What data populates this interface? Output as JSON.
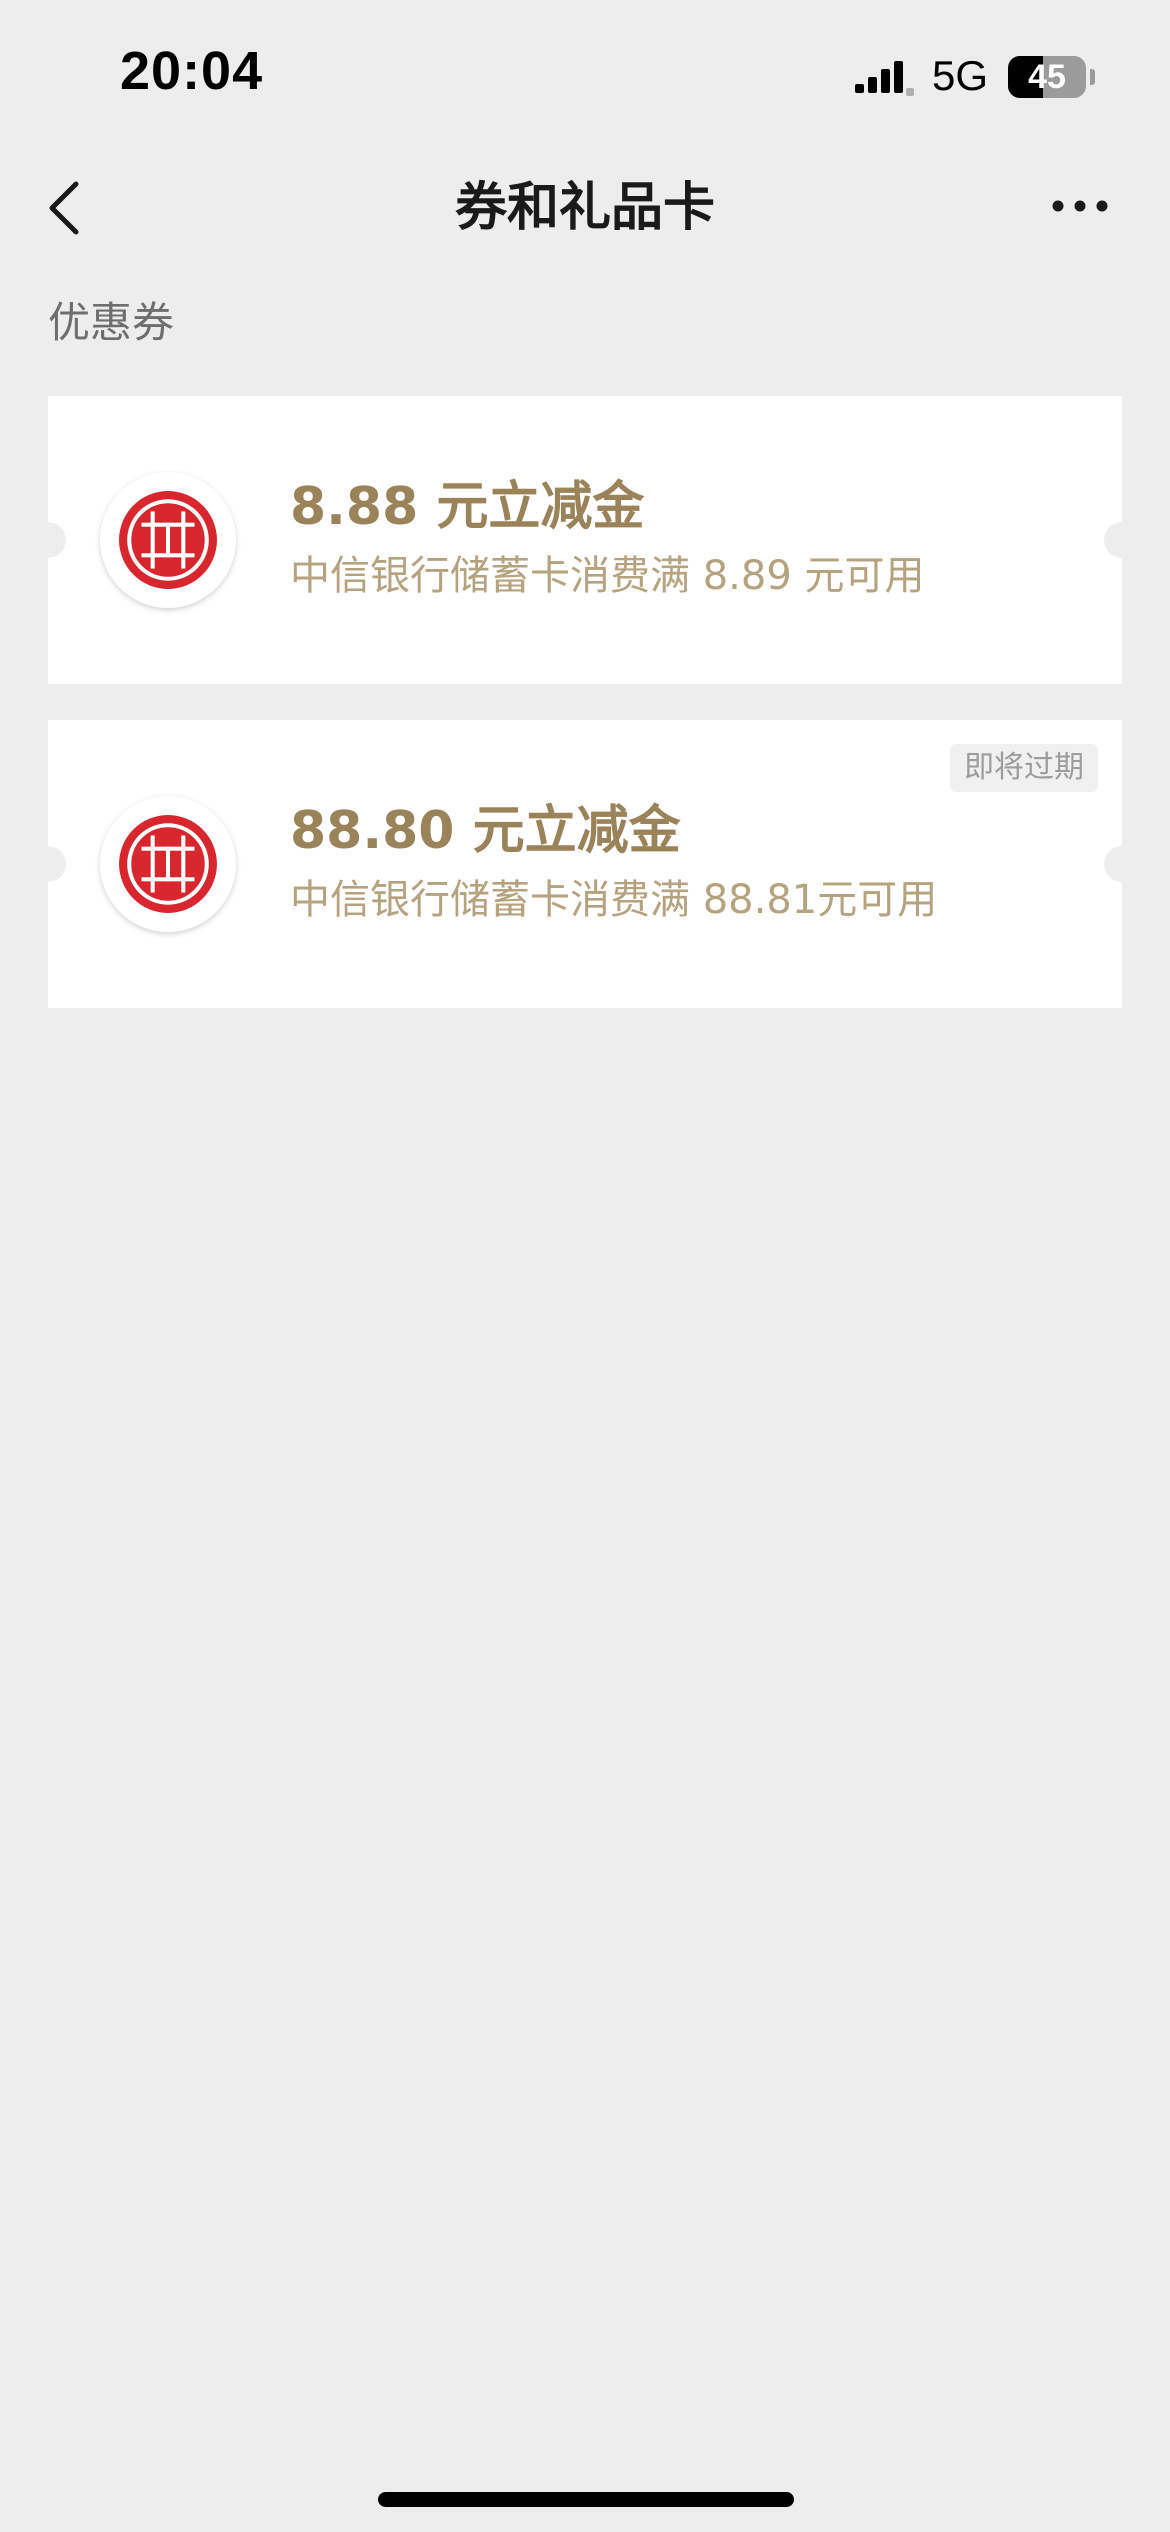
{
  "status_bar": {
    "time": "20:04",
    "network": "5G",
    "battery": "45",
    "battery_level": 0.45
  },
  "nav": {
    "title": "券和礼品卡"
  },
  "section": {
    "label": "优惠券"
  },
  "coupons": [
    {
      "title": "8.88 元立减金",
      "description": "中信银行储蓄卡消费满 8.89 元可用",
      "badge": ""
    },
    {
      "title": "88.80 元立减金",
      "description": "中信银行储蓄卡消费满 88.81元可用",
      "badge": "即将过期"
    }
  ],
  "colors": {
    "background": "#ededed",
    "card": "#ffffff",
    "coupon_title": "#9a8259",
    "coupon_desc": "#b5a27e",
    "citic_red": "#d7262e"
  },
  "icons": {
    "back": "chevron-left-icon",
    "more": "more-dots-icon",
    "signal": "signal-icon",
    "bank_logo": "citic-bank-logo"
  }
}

**TASK PROMPT**
In the copy, include no pictures; restate the listing above exactly.

**RESPONSE**
What data populates this interface? Output as JSON.
{
  "status_bar": {
    "time": "20:04",
    "network": "5G",
    "battery": "45",
    "battery_level": 0.45
  },
  "nav": {
    "title": "券和礼品卡"
  },
  "section": {
    "label": "优惠券"
  },
  "coupons": [
    {
      "title": "8.88 元立减金",
      "description": "中信银行储蓄卡消费满 8.89 元可用",
      "badge": ""
    },
    {
      "title": "88.80 元立减金",
      "description": "中信银行储蓄卡消费满 88.81元可用",
      "badge": "即将过期"
    }
  ],
  "colors": {
    "background": "#ededed",
    "card": "#ffffff",
    "coupon_title": "#9a8259",
    "coupon_desc": "#b5a27e",
    "citic_red": "#d7262e"
  },
  "icons": {
    "back": "chevron-left-icon",
    "more": "more-dots-icon",
    "signal": "signal-icon",
    "bank_logo": "citic-bank-logo"
  }
}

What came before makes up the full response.